GOAL: Write the number of lines holding the word "Canvas", and nothing else.

(Dataset items)
━━━━━━━━━━━━━━━━

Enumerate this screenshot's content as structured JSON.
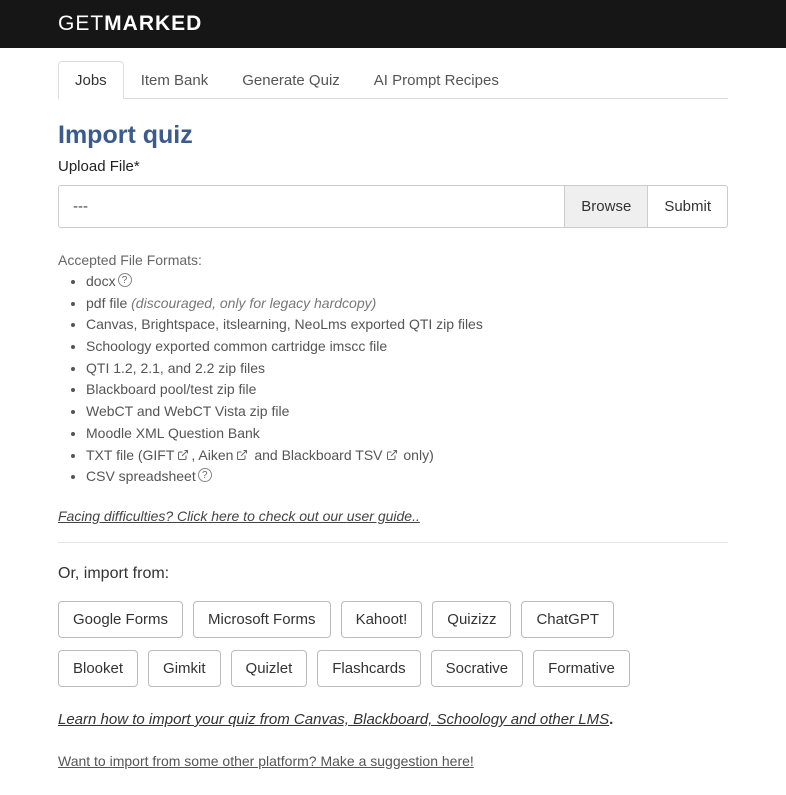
{
  "brand": {
    "part1": "GET",
    "part2": "MARKED"
  },
  "tabs": [
    "Jobs",
    "Item Bank",
    "Generate Quiz",
    "AI Prompt Recipes"
  ],
  "active_tab": 0,
  "page_title": "Import quiz",
  "upload_label": "Upload File*",
  "file_placeholder": "---",
  "browse_label": "Browse",
  "submit_label": "Submit",
  "accepted_label": "Accepted File Formats:",
  "formats": {
    "docx": "docx",
    "pdf_prefix": "pdf file ",
    "pdf_note": "(discouraged, only for legacy hardcopy)",
    "qti_export": "Canvas, Brightspace, itslearning, NeoLms exported QTI zip files",
    "schoology": "Schoology exported common cartridge imscc file",
    "qti_zip": "QTI 1.2, 2.1, and 2.2 zip files",
    "blackboard": "Blackboard pool/test zip file",
    "webct": "WebCT and WebCT Vista zip file",
    "moodle": "Moodle XML Question Bank",
    "txt_prefix": "TXT file (GIFT",
    "txt_mid1": ", Aiken",
    "txt_mid2": " and Blackboard TSV",
    "txt_suffix": " only)",
    "csv": "CSV spreadsheet"
  },
  "guide_link": "Facing difficulties? Click here to check out our user guide..",
  "import_label": "Or, import from:",
  "providers_row1": [
    "Google Forms",
    "Microsoft Forms",
    "Kahoot!",
    "Quizizz",
    "ChatGPT"
  ],
  "providers_row2": [
    "Blooket",
    "Gimkit",
    "Quizlet",
    "Flashcards",
    "Socrative",
    "Formative"
  ],
  "lms_link_text": "Learn how to import your quiz from Canvas, Blackboard, Schoology and other LMS",
  "lms_link_dot": ".",
  "suggest_link": "Want to import from some other platform? Make a suggestion here!"
}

━━━━━━━━━━━━━━━━

SOLUTION FOR THIS TASK: 2